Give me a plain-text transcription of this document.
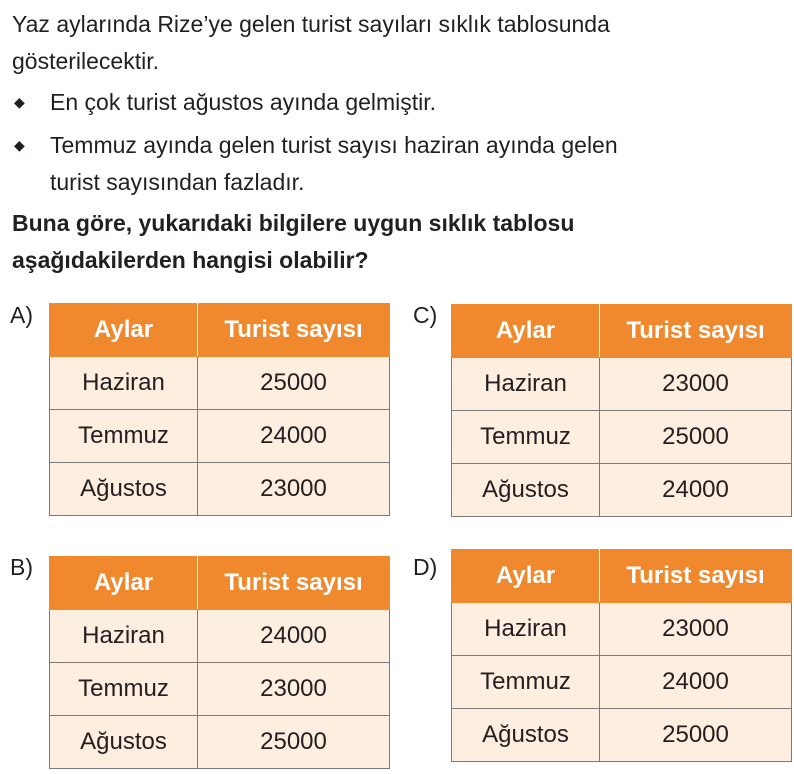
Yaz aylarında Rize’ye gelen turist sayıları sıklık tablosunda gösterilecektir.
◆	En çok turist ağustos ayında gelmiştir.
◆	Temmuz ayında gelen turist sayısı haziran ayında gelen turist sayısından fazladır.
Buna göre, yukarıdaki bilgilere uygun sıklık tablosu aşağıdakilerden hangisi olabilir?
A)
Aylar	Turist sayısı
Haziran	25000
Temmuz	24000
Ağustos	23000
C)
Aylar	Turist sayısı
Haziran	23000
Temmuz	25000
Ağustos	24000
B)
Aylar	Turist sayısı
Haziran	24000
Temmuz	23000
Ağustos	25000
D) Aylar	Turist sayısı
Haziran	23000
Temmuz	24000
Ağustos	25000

== == ==

» EXERCISE BRIEF
Which lines contain "Temmuz"? Copy each of them out.

» OUTPUT FOR THIS TASK
◆	Temmuz ayında gelen turist sayısı haziran ayında gelen turist sayısından fazladır.
Temmuz	24000
Temmuz	25000
Temmuz	23000
Temmuz	24000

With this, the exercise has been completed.